## What needs to be done
Work through the entries below and report how many lines include "image". The number alone is the answer.

--------------------------------------------------

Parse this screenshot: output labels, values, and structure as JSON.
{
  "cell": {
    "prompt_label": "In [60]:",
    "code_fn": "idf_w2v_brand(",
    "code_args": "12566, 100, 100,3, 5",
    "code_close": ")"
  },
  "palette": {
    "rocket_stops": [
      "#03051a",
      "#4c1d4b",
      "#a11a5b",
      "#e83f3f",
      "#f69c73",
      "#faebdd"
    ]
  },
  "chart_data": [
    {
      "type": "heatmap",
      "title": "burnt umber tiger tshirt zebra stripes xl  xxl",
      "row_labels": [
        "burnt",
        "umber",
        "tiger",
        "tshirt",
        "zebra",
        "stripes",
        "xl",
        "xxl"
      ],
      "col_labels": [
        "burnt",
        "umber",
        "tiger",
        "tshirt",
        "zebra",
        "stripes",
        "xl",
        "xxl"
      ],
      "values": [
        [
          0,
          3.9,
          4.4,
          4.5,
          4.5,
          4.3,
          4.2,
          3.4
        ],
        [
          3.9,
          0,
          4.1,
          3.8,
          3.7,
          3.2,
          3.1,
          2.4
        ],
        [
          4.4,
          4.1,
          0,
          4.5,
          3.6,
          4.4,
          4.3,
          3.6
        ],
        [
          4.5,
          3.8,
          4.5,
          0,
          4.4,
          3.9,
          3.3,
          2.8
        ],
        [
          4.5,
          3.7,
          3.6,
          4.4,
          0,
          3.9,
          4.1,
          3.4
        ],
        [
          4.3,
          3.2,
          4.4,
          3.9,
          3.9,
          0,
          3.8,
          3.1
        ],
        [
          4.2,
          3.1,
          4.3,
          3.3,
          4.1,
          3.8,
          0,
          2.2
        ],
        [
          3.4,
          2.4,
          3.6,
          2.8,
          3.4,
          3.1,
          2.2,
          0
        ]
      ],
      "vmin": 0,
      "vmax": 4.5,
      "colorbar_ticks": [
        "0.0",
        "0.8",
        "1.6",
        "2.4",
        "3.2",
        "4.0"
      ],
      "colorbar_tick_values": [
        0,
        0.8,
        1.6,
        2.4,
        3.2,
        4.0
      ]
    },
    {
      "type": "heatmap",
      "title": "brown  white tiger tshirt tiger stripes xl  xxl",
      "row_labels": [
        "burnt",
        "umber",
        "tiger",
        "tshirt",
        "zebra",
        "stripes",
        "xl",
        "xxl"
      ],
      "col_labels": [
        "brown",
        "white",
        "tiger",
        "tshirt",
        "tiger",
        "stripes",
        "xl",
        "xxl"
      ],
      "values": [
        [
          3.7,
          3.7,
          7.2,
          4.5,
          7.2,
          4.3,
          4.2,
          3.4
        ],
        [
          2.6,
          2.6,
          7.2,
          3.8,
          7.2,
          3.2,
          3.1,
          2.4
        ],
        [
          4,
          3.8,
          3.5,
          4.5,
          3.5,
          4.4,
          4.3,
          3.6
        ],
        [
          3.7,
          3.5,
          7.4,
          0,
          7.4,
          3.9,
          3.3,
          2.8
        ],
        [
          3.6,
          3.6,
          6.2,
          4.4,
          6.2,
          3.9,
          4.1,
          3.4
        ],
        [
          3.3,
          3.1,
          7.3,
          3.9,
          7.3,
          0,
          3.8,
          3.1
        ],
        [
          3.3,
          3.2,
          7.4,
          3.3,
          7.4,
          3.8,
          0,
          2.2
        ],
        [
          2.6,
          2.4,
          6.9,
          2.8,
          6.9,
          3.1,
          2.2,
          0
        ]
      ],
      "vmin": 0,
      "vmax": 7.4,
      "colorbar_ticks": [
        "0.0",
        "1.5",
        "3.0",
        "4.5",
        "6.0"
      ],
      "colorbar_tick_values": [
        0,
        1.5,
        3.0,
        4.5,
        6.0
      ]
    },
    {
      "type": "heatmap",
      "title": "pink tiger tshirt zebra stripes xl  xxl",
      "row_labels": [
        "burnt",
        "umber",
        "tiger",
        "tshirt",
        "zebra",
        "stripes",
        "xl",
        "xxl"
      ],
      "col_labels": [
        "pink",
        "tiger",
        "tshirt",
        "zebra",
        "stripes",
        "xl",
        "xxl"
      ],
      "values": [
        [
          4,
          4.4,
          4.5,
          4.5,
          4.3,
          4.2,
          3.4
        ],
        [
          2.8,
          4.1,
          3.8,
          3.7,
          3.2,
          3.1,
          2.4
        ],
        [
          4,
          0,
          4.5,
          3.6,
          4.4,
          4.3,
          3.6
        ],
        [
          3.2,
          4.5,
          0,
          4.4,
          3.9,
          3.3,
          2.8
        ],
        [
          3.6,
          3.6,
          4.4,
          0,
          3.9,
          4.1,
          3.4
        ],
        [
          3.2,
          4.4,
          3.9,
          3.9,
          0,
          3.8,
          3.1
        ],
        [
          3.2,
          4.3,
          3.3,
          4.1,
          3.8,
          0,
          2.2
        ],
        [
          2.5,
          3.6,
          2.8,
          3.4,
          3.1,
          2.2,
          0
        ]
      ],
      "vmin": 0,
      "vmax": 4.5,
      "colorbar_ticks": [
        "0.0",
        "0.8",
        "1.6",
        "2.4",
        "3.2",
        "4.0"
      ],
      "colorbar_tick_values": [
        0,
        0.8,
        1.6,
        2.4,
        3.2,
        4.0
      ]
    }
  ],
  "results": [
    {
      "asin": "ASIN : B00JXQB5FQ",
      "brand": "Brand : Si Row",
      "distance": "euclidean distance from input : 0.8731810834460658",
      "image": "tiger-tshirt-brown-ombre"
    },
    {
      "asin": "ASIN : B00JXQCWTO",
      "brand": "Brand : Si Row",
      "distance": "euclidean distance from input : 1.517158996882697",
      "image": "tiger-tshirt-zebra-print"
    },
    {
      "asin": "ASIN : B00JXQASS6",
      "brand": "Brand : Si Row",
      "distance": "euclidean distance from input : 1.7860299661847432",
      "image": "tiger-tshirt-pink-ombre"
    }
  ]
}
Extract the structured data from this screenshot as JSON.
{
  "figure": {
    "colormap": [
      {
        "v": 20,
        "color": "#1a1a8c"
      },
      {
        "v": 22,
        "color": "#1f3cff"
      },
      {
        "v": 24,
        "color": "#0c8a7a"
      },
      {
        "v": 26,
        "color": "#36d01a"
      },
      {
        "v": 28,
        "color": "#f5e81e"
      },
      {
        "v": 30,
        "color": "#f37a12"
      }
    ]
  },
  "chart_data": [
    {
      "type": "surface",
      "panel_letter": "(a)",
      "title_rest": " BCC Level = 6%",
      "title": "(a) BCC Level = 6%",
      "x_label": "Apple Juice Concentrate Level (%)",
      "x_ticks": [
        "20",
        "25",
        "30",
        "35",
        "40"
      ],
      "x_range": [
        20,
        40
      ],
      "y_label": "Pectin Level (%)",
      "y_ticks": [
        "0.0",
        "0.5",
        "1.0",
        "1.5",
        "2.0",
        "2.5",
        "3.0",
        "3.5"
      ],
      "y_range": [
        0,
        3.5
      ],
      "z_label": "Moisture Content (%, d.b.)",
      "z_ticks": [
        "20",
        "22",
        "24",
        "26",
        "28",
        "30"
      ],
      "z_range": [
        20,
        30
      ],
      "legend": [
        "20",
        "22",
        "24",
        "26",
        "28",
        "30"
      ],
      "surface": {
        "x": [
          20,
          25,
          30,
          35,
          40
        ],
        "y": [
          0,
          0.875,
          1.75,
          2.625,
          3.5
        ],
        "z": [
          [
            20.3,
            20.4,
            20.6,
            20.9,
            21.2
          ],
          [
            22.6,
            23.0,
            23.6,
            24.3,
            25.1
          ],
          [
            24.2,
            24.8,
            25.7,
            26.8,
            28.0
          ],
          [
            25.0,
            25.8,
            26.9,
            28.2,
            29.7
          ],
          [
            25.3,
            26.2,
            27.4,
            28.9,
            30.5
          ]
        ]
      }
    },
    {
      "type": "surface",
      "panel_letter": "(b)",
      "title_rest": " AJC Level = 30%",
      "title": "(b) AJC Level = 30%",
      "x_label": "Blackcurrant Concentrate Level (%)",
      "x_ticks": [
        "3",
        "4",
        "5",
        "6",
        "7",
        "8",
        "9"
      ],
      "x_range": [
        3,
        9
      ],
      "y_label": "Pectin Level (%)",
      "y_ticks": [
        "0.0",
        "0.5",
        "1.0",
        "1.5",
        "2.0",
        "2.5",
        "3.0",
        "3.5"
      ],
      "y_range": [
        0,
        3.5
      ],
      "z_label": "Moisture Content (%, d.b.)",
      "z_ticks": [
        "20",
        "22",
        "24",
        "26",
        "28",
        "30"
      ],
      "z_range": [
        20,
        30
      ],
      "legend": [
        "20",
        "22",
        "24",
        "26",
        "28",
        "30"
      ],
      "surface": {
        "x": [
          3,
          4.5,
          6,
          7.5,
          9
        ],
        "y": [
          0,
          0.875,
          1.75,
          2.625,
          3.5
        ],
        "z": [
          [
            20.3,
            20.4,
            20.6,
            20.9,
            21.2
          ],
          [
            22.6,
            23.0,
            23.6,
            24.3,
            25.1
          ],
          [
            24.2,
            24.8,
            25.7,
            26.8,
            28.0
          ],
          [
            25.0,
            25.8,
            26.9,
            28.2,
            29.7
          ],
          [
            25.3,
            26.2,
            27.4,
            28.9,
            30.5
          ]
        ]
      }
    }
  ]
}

--------------------------------------------------

## Written answer
3